**Problem to solve**. Lay out every line of the records below as a JSON list of strings, with one string per line and blank lines omitted.

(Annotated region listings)

________________________________________

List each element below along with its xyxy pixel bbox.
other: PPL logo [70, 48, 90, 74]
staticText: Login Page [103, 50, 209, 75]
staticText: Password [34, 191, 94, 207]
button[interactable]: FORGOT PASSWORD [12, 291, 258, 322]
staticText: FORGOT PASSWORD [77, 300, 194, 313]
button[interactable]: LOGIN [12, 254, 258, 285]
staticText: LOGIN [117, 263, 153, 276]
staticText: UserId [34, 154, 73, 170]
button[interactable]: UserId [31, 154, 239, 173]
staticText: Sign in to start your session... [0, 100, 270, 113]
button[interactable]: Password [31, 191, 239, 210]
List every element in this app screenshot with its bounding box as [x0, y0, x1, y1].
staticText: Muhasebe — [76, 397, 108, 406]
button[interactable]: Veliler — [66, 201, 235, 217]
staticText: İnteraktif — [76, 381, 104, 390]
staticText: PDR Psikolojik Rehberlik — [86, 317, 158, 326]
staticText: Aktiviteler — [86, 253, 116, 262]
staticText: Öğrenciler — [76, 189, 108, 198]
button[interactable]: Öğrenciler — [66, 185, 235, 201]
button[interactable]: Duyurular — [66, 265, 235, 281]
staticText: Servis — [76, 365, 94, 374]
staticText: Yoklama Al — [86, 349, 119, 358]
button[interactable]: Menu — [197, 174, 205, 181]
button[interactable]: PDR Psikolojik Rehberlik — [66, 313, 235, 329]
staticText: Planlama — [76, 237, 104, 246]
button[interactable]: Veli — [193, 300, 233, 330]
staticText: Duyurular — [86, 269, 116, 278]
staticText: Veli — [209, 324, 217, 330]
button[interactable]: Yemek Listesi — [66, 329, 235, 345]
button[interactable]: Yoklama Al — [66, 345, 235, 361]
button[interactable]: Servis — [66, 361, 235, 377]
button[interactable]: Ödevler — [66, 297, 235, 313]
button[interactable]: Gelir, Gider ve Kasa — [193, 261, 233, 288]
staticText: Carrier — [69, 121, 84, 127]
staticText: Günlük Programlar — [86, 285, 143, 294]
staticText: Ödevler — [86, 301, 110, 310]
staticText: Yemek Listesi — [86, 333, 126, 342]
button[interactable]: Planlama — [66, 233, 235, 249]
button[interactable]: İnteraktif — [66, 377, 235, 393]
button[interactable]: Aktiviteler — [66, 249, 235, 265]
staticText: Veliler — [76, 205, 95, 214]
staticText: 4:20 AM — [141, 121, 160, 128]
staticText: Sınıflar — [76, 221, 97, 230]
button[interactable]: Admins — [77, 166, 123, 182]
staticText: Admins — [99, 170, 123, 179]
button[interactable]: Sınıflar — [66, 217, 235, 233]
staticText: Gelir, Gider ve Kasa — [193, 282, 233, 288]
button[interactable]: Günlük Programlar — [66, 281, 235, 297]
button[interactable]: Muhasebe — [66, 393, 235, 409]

________________________________________

**Solution for this exercise**.
[
  "List each element below along with its xyxy pixel bbox.",
  "other: PPL logo [70, 48, 90, 74]",
  "staticText: Login Page [103, 50, 209, 75]",
  "staticText: Password [34, 191, 94, 207]",
  "button[interactable]: FORGOT PASSWORD [12, 291, 258, 322]",
  "staticText: FORGOT PASSWORD [77, 300, 194, 313]",
  "button[interactable]: LOGIN [12, 254, 258, 285]",
  "staticText: LOGIN [117, 263, 153, 276]",
  "staticText: UserId [34, 154, 73, 170]",
  "button[interactable]: UserId [31, 154, 239, 173]",
  "staticText: Sign in to start your session... [0, 100, 270, 113]",
  "button[interactable]: Password [31, 191, 239, 210]",
  "List every element in this app screenshot with its bounding box as [x0, y0, x1, y1].",
  "staticText: Muhasebe — [76, 397, 108, 406]",
  "button[interactable]: Veliler — [66, 201, 235, 217]",
  "staticText: İnteraktif — [76, 381, 104, 390]",
  "staticText: PDR Psikolojik Rehberlik — [86, 317, 158, 326]",
  "staticText: Aktiviteler — [86, 253, 116, 262]",
  "staticText: Öğrenciler — [76, 189, 108, 198]",
  "button[interactable]: Öğrenciler — [66, 185, 235, 201]",
  "button[interactable]: Duyurular — [66, 265, 235, 281]",
  "staticText: Servis — [76, 365, 94, 374]",
  "staticText: Yoklama Al — [86, 349, 119, 358]",
  "button[interactable]: Menu — [197, 174, 205, 181]",
  "button[interactable]: PDR Psikolojik Rehberlik — [66, 313, 235, 329]",
  "staticText: Planlama — [76, 237, 104, 246]",
  "button[interactable]: Veli — [193, 300, 233, 330]",
  "staticText: Duyurular — [86, 269, 116, 278]",
  "staticText: Veli — [209, 324, 217, 330]",
  "button[interactable]: Yemek Listesi — [66, 329, 235, 345]",
  "button[interactable]: Yoklama Al — [66, 345, 235, 361]",
  "button[interactable]: Servis — [66, 361, 235, 377]",
  "button[interactable]: Ödevler — [66, 297, 235, 313]",
  "button[interactable]: Gelir, Gider ve Kasa — [193, 261, 233, 288]",
  "staticText: Carrier — [69, 121, 84, 127]",
  "staticText: Günlük Programlar — [86, 285, 143, 294]",
  "staticText: Ödevler — [86, 301, 110, 310]",
  "staticText: Yemek Listesi — [86, 333, 126, 342]",
  "button[interactable]: Planlama — [66, 233, 235, 249]",
  "button[interactable]: İnteraktif — [66, 377, 235, 393]",
  "button[interactable]: Aktiviteler — [66, 249, 235, 265]",
  "staticText: Veliler — [76, 205, 95, 214]",
  "staticText: 4:20 AM — [141, 121, 160, 128]",
  "staticText: Sınıflar — [76, 221, 97, 230]",
  "button[interactable]: Admins — [77, 166, 123, 182]",
  "staticText: Admins — [99, 170, 123, 179]",
  "button[interactable]: Sınıflar — [66, 217, 235, 233]",
  "staticText: Gelir, Gider ve Kasa — [193, 282, 233, 288]",
  "button[interactable]: Günlük Programlar — [66, 281, 235, 297]",
  "button[interactable]: Muhasebe — [66, 393, 235, 409]"
]